Goal:
Convert the part that opens with the line containing "What elements are" and closes with the line containing "menu-item[interactable]: ACTIONS xyxy=(237,43,295,58)" into a JSON list of strings, one per line, leaving out blank lines.
[Begin]
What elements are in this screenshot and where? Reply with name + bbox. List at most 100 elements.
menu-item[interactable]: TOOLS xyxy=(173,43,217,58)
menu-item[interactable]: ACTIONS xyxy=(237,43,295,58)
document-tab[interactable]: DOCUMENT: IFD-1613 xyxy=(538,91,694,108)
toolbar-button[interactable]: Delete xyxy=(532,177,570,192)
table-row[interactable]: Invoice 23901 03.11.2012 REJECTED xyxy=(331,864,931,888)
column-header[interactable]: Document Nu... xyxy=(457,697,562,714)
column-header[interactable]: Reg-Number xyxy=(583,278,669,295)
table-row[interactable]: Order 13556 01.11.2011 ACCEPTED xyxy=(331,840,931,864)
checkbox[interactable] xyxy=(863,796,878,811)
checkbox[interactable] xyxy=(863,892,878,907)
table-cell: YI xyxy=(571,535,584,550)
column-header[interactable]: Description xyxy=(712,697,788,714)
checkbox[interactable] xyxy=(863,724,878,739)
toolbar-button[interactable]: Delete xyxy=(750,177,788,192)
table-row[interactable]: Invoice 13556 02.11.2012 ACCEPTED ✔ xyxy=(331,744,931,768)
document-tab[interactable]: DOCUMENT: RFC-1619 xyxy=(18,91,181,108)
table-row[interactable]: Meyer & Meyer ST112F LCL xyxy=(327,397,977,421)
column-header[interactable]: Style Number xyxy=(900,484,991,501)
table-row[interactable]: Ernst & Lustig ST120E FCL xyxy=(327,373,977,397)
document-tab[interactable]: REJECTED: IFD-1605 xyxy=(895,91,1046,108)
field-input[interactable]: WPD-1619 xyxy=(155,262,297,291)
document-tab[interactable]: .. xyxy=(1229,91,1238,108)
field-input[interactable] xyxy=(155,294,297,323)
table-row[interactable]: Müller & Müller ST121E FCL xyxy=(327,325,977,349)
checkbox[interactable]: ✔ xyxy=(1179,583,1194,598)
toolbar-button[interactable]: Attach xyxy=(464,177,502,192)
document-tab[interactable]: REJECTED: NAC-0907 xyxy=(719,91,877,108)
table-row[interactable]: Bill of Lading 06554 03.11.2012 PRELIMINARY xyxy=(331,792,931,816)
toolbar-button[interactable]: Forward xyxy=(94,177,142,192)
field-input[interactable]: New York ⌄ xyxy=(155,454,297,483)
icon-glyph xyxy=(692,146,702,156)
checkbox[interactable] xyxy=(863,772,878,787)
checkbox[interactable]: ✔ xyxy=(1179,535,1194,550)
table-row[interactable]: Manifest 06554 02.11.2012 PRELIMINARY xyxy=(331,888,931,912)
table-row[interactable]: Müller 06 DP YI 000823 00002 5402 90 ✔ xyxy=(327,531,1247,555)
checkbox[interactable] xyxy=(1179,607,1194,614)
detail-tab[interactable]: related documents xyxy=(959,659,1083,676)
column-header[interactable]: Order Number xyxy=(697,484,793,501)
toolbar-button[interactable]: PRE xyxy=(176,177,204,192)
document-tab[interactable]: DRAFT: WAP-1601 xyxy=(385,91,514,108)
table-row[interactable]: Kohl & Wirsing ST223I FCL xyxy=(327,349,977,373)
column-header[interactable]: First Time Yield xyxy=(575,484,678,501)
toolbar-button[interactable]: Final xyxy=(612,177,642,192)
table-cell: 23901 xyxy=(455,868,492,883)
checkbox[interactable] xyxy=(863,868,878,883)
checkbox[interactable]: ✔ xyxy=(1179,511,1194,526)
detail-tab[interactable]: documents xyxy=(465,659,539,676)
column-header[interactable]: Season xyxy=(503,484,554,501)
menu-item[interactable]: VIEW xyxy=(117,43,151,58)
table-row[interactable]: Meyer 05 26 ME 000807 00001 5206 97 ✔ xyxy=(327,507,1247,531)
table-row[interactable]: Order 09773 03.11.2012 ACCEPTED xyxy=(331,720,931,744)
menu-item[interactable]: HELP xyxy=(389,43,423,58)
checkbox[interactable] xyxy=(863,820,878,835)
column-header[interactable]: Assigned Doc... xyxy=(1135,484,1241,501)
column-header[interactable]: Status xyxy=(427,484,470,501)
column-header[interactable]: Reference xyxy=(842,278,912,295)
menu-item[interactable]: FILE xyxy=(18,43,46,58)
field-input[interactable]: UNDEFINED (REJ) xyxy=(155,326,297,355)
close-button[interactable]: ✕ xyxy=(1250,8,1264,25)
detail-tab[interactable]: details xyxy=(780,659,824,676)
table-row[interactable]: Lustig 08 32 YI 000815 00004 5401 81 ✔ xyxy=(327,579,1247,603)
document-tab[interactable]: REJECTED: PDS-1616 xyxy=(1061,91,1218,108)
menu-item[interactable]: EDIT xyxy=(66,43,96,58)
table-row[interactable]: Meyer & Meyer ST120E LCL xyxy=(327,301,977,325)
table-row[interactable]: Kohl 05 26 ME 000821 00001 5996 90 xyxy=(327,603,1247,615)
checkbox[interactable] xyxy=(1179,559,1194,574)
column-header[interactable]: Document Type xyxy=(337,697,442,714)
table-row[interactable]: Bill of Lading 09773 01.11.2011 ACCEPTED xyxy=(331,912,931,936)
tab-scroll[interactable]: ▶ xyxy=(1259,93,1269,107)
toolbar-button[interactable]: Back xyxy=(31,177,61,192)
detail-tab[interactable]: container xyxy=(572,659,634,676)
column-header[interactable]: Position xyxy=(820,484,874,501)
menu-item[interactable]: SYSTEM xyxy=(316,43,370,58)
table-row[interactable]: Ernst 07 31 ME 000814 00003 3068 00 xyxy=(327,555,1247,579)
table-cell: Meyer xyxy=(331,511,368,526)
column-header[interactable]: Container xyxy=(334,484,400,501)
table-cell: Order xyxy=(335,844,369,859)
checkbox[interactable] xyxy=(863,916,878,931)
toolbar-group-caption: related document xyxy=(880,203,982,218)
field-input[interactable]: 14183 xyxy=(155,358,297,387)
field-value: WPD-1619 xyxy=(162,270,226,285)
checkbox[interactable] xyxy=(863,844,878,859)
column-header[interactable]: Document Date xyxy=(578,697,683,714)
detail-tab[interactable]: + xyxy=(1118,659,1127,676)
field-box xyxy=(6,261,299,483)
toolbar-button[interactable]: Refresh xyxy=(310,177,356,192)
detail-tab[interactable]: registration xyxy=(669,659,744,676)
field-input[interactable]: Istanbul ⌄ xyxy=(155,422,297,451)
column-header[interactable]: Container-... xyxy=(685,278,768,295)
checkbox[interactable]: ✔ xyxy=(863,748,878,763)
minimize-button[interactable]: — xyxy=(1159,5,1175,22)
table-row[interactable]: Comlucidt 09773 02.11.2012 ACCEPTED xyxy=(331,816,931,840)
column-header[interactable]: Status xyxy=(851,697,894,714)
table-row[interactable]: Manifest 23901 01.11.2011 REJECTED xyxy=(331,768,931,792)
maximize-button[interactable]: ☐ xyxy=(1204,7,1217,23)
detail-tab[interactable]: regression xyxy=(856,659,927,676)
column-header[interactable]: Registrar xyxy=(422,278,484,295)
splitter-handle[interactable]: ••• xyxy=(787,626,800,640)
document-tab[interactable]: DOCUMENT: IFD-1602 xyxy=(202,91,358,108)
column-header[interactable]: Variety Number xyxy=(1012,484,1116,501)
[End]
[Begin]
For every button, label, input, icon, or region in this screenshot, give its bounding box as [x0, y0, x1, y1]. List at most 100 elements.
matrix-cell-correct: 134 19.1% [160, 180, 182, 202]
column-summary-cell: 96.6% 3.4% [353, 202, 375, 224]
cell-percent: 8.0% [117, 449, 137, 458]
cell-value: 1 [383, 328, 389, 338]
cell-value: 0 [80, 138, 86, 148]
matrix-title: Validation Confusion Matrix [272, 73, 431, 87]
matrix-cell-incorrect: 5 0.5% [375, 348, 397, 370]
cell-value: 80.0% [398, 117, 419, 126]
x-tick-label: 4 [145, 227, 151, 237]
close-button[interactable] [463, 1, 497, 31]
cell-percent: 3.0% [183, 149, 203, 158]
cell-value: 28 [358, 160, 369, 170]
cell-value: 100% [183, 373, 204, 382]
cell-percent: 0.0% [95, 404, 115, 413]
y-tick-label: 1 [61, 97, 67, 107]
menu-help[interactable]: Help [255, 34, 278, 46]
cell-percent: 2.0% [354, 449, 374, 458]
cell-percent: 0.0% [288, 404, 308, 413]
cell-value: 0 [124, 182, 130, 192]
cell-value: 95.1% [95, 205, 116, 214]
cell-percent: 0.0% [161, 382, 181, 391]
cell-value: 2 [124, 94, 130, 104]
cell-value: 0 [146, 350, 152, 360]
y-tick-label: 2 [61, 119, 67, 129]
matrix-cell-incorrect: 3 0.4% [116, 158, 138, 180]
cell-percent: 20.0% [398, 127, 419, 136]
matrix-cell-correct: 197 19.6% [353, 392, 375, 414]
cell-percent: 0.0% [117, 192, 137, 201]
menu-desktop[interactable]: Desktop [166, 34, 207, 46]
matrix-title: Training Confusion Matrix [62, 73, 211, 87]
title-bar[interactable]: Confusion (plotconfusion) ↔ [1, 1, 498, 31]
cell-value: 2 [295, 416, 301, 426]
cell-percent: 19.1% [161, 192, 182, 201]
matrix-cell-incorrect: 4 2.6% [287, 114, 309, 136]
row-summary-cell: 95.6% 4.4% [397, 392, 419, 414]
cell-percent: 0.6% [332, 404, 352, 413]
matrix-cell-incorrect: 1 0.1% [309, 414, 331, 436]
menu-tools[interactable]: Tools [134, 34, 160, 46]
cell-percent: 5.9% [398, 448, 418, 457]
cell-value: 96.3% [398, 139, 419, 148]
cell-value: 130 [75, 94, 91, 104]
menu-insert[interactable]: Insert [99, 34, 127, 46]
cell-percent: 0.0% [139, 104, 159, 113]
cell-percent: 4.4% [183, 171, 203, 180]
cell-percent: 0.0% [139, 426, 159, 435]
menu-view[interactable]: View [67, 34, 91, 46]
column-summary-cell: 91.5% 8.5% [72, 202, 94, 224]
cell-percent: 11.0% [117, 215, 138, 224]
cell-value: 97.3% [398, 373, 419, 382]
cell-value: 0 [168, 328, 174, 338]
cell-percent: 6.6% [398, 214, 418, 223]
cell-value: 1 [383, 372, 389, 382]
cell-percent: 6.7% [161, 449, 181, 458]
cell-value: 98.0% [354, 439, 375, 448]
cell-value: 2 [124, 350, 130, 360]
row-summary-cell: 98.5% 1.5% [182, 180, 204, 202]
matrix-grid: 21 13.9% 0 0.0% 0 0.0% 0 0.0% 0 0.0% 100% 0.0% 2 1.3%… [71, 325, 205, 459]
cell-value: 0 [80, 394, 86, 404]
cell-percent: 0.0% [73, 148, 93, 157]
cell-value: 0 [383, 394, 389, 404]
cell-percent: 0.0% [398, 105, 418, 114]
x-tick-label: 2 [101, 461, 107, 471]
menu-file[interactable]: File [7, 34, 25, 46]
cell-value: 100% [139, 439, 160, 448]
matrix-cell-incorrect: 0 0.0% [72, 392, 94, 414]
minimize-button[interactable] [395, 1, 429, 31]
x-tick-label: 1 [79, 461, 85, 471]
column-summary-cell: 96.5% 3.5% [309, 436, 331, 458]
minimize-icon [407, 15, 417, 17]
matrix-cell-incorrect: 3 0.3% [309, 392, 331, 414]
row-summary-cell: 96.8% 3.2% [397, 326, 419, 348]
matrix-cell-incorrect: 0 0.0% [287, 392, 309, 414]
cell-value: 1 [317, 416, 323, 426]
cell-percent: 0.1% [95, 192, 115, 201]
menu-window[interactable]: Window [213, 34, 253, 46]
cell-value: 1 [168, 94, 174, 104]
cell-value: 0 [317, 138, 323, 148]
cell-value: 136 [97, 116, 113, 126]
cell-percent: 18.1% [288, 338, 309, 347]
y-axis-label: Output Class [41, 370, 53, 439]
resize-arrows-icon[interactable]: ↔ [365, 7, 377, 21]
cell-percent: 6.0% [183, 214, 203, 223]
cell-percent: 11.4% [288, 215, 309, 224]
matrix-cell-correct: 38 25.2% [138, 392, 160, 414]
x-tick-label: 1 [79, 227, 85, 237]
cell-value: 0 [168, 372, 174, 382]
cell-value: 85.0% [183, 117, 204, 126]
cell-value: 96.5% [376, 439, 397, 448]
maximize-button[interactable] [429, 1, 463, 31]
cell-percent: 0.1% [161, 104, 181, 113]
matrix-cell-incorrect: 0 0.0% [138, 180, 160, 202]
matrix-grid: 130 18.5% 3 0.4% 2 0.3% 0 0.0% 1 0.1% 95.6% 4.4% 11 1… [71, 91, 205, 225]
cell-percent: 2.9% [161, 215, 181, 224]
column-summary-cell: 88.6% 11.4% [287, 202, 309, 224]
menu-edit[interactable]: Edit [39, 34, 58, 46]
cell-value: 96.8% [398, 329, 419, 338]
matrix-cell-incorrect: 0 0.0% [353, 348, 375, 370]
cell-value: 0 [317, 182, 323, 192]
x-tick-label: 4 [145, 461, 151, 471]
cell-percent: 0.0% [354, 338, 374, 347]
[End]
[Begin]
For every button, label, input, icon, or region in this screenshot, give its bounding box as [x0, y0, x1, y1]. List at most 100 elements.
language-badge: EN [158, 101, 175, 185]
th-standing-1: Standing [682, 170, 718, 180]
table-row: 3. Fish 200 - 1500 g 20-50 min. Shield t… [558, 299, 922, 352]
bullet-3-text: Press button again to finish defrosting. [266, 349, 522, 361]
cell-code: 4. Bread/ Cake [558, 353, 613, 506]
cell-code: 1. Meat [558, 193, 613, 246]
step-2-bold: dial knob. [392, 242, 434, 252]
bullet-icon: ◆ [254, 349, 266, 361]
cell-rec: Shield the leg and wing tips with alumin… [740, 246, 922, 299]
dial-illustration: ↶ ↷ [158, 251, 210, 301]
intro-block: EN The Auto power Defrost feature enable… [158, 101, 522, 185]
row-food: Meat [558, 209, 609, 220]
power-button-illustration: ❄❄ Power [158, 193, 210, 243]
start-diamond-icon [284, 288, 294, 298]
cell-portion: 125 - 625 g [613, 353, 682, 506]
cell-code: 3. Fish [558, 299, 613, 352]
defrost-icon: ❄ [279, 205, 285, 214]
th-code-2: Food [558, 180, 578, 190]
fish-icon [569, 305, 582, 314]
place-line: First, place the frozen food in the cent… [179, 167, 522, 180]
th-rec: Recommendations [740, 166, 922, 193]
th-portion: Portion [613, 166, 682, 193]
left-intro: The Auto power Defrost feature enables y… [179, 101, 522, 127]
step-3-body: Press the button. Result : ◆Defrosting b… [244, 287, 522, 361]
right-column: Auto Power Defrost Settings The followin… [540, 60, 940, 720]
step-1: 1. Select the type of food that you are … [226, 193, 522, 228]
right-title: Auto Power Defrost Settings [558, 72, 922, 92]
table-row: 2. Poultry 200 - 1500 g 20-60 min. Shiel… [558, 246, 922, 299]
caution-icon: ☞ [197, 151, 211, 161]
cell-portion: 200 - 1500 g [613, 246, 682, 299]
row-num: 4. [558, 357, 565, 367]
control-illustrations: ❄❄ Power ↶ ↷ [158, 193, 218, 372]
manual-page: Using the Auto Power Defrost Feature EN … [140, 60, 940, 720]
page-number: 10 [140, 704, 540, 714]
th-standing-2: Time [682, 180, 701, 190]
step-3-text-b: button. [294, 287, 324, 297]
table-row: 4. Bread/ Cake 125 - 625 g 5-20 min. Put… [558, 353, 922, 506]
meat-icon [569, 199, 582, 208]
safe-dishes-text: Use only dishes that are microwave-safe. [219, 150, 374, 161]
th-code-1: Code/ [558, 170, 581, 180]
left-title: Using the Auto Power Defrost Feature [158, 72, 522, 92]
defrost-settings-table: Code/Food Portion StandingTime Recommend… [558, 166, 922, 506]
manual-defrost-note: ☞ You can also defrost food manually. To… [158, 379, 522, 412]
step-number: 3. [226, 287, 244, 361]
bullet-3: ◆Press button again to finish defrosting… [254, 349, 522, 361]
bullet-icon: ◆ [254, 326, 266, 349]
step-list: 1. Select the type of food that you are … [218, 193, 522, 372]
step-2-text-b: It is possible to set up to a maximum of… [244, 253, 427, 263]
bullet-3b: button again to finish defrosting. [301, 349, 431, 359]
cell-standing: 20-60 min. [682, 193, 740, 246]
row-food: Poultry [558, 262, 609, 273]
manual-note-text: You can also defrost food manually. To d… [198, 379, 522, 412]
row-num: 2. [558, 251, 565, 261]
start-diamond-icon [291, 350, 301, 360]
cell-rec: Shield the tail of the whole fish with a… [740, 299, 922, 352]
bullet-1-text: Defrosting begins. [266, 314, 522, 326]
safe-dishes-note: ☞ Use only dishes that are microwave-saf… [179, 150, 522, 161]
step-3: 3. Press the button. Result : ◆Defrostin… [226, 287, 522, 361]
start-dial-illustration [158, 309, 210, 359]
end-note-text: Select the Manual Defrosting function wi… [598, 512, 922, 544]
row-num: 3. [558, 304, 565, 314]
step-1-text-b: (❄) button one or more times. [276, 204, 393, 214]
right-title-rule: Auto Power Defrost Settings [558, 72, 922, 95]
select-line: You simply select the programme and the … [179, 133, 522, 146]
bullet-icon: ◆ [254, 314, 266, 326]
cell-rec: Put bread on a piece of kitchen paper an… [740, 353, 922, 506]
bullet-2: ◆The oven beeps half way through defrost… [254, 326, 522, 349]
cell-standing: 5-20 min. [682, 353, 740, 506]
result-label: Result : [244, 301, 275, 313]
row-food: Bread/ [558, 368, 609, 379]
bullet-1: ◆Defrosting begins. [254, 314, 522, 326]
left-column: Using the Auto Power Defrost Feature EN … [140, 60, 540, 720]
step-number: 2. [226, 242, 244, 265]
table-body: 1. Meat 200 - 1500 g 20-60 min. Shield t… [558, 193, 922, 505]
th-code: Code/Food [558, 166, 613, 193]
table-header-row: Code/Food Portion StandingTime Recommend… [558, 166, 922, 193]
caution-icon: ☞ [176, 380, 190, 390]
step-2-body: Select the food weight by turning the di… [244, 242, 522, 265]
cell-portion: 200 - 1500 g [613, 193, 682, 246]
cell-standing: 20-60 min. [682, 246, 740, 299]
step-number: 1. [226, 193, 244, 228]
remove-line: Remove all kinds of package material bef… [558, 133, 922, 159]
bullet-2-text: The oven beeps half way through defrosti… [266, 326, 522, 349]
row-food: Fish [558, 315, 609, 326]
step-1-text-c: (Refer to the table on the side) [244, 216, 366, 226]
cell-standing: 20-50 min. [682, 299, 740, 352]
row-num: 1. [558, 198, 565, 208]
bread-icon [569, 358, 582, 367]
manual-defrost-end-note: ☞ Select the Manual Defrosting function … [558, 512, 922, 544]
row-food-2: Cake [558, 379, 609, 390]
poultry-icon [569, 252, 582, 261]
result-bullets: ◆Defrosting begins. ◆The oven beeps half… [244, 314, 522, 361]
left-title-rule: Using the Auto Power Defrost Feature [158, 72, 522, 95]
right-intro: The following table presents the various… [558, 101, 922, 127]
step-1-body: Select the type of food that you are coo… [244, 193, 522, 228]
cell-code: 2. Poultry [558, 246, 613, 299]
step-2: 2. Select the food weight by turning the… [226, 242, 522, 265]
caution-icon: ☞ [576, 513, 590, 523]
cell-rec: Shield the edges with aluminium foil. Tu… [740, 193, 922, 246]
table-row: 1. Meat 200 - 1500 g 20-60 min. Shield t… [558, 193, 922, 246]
[End]
Written answer:
[
  "What elements are in this screenshot and where? Reply with name + bbox. List at most 100 elements.",
  "menu-item[interactable]: TOOLS xyxy=(173,43,217,58)",
  "menu-item[interactable]: ACTIONS xyxy=(237,43,295,58)"
]